[Start DOCUMENT TEXT]

Alright then, let’s turn to his three chapters (22-24) in his book What Jesus Demands From the World, and see another example of Piper’s misapplication of Law to Christ’s people. In other words, his false gospel of justification by works. Actually in this post we will only look at chapter 22, and only part of that because really, to point out the errors in this one book would require a veritable encyclopedia of volumes.  Piper opens this chapter with a quotation of the following Scripture:

Luke 13:23-24   And someone said to him, “Lord, will those who are saved be few?” And he said to them, “Strive to enter through the narrow door. For many, I tell you, will seek to enter and will not be able.

We recognize right away that some very similar words are recorded by Matthew:

Matthew 7:13-14   “Enter by the narrow gate. For the gate is wide and the way is easy that leads to destruction, and those who enter by it are many. For the gate is narrow and the way is hard that leads to life, and those who find it are few.”

Now, I suspect that it has been debated if these two accounts are describing one and the same event, or if they refer to two different times that Jesus said virtually the same words. So we will deal with both cases.  Piper also refers to Matthew’s account. Let’s ask then a basic, fundamental interpretive question that any Bible student with even rather elementary competence would ask right off before trying to interpret these verses: To Whom is Jesus Speaking?

Answer: Jesus is addressing crowds of unregenerate Jews with some of His disciples present. (Not all of His disciples were necessarily genuine believers, as time would tell). In other words, Jesus is addressing people who were the people of the Old Covenant. The physical circumcision. People who, through wrong teaching and a wrong understanding of the Law of God, felt that they were a shoe in for God’s Kingdom. It is Jesus’ purpose here to teach them the real nature of God’s kingdom, and to show them that the Law of God required far more than they could ever hope to perform.  In other words, Jesus was using the Law of God to “kill” their self righteousness and show them their desperate need for a Savior.

In support of this answer, consider the following verses:

Luke 13:22   He went on his way through towns and villages, teaching and journeying toward Jerusalem.

Luke 13:26-30   Then you will begin to say, ‘We ate and drank in your presence, and you taught in our streets.’ But he will say, ‘I tell you, I do not know where you come from. Depart from me, all you workers of evil!’ In that place there will be weeping and gnashing of teeth, when you see Abraham and Isaac and Jacob and all the prophets in the kingdom of God but you yourselves cast out. And people will come from east and west, and from north and south, and recline at table in the kingdom of God. And behold, some are last who will be first, and some are first who will be last.”

Matthew 5:1   Seeing the crowds, he went up on the mountain, and when he sat down, his disciples came to him.

Matthew 5:20   For I tell you, unless your righteousness exceeds that of the scribes and Pharisees, you will never enter the kingdom of heaven.

Matthew 5:47   And if you greet only your brothers, what more are you doing than others? Do not even the Gentiles do the same?

Matthew 7:28-29   And when Jesus finished these sayings, the crowds were astonished at his teaching, for he was teaching them as one who had authority, and not as their scribes.

[End DOCUMENT TEXT]
[Start DATA LINES]

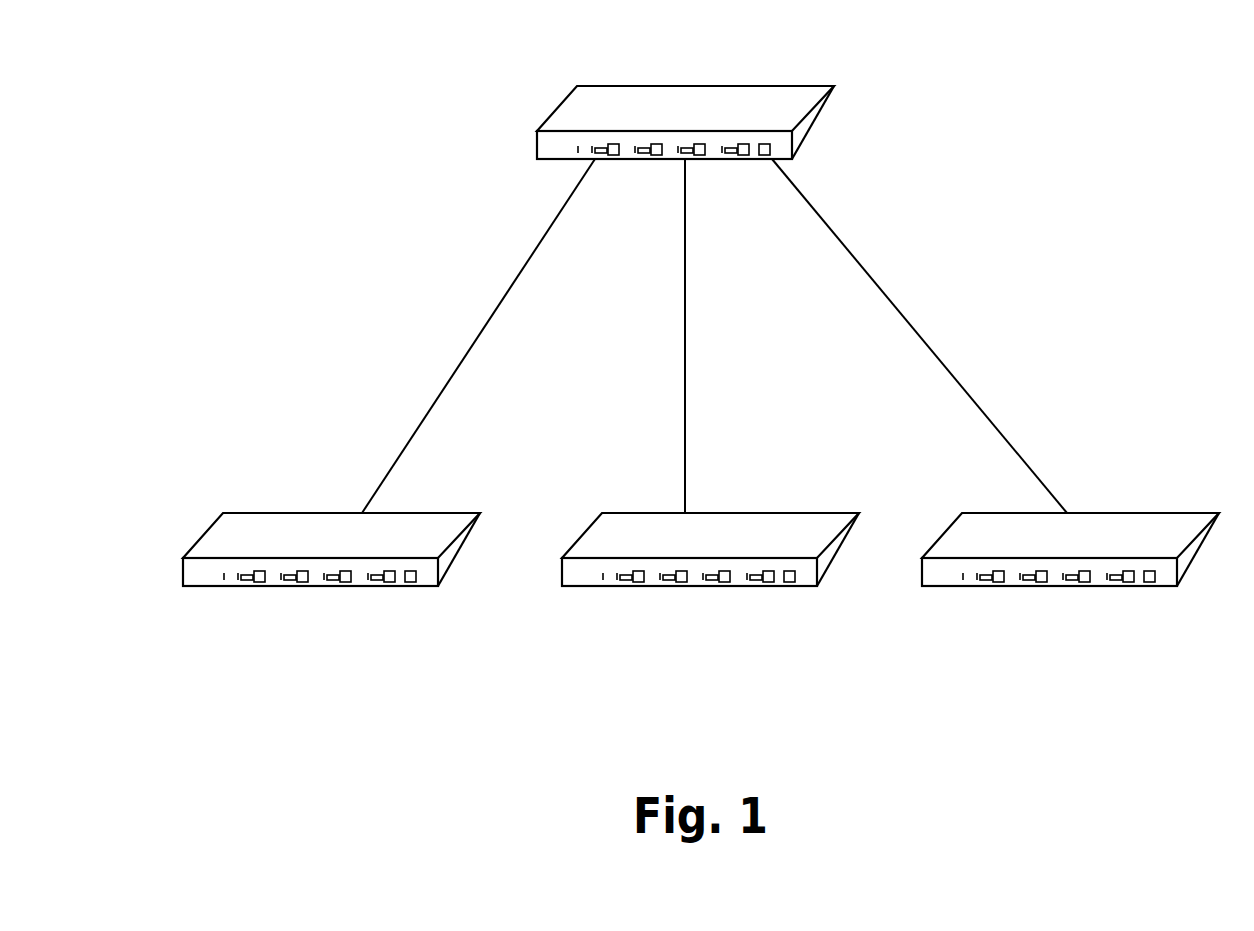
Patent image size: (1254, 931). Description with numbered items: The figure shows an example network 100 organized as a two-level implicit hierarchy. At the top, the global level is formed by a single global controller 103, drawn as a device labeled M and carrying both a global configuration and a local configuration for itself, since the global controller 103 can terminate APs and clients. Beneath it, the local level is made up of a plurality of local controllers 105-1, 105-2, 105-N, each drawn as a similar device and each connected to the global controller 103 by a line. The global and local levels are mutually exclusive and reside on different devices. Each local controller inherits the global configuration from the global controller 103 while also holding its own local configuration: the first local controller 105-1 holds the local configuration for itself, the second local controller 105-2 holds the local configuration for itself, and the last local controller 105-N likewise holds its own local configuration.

[End DATA LINES]

=== REQUIREMENTS ===
a) In the commentary on Piper, restate the paragraph beginning "Answer: Jesus is addressing crowds" as a short bulleted list that keeps its main facts.
b) For each statement, say whether it agrees with the commentary on Piper, and quote the deciding words. (i) This post covers all three of Piper's chapters 22 through 24. (ii) Piper also refers to Matthew's account. (iii) All of the disciples present with Jesus were genuine believers.
c) From the commentary on Piper, extract the passage from "Alright then, let’s" to "not be able." word for word.

=== SOLUTIONS TO THE EXERCISE ===
a)
- Jesus is speaking to crowds of unregenerate Jews, with some of His disciples present. Not all of those disciples were necessarily genuine believers.
- These listeners were the people of the Old Covenant, the physical circumcision.
- Wrong teaching and a wrong understanding of God's Law made them feel sure of entering God's Kingdom.
- Jesus aims to teach them the real nature of that kingdom and to show that the Law demands far more than they could perform.
- He uses the Law to "kill" their self-righteousness and reveal their desperate need for a Savior.

b)
(i) No: "Actually in this post we will only look at chapter 22, and only part of that"
(ii) Yes: "Piper also refers to Matthew’s account."
(iii) No: "Not all of His disciples were necessarily genuine believers, as time would tell"

c)
Alright then, let’s turn to his three chapters (22-24) in his book What Jesus Demands From the World, and see another example of Piper’s misapplication of Law to Christ’s people. In other words, his false gospel of justification by works. Actually in this post we will only look at chapter 22, and only part of that because really, to point out the errors in this one book would require a veritable encyclopedia of volumes.  Piper opens this chapter with a quotation of the following Scripture:

Luke 13:23-24   And someone said to him, “Lord, will those who are saved be few?” And he said to them, “Strive to enter through the narrow door. For many, I tell you, will seek to enter and will not be able.